Check each line below for the word "title" and give the number of lines that have it, nothing more.
──────── Provided records ────────
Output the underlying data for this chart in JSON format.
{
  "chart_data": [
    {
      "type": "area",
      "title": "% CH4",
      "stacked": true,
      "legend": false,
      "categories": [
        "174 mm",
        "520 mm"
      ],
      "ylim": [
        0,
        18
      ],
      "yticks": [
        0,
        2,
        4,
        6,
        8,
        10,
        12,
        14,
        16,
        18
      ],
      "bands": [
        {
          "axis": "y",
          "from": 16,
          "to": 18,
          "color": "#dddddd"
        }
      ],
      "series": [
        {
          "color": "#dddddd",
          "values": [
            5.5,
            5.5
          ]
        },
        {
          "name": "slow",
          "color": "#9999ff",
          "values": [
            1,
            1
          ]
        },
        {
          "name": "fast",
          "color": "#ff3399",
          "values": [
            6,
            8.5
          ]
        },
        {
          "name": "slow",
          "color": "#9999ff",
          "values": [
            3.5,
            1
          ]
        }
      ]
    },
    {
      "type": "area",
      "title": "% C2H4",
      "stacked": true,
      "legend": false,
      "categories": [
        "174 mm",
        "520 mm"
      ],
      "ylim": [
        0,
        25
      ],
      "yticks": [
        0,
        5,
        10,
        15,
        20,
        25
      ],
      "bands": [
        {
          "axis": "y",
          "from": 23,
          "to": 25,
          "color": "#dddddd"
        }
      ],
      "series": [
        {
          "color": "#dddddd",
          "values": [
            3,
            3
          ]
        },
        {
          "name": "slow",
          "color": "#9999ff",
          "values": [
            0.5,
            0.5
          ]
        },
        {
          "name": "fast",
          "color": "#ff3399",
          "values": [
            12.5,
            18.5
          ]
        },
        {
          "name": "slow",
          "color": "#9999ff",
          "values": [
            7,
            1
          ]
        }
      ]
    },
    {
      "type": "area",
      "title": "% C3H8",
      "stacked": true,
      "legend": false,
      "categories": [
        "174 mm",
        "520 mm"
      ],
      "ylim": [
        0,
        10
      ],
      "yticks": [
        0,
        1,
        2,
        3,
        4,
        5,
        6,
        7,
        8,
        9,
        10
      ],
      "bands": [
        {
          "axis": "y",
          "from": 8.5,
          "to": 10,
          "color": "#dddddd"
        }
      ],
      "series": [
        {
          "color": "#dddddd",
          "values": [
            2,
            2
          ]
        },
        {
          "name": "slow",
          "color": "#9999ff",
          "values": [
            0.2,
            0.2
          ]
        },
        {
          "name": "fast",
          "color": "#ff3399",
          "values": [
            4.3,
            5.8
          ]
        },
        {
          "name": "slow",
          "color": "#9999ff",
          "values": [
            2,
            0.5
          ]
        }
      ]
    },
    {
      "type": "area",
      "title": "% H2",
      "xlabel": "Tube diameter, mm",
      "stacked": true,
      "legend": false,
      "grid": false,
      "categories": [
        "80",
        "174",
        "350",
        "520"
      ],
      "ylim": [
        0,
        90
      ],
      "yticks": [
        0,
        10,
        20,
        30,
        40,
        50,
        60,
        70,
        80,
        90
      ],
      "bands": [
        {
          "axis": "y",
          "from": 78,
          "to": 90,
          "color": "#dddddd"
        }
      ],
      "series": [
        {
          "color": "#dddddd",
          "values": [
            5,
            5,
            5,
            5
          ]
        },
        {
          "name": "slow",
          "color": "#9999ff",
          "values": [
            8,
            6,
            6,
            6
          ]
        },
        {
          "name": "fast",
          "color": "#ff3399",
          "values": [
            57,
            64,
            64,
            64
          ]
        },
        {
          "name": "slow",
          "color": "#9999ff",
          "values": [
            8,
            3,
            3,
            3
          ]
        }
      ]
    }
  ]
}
────────
**The answer:** 4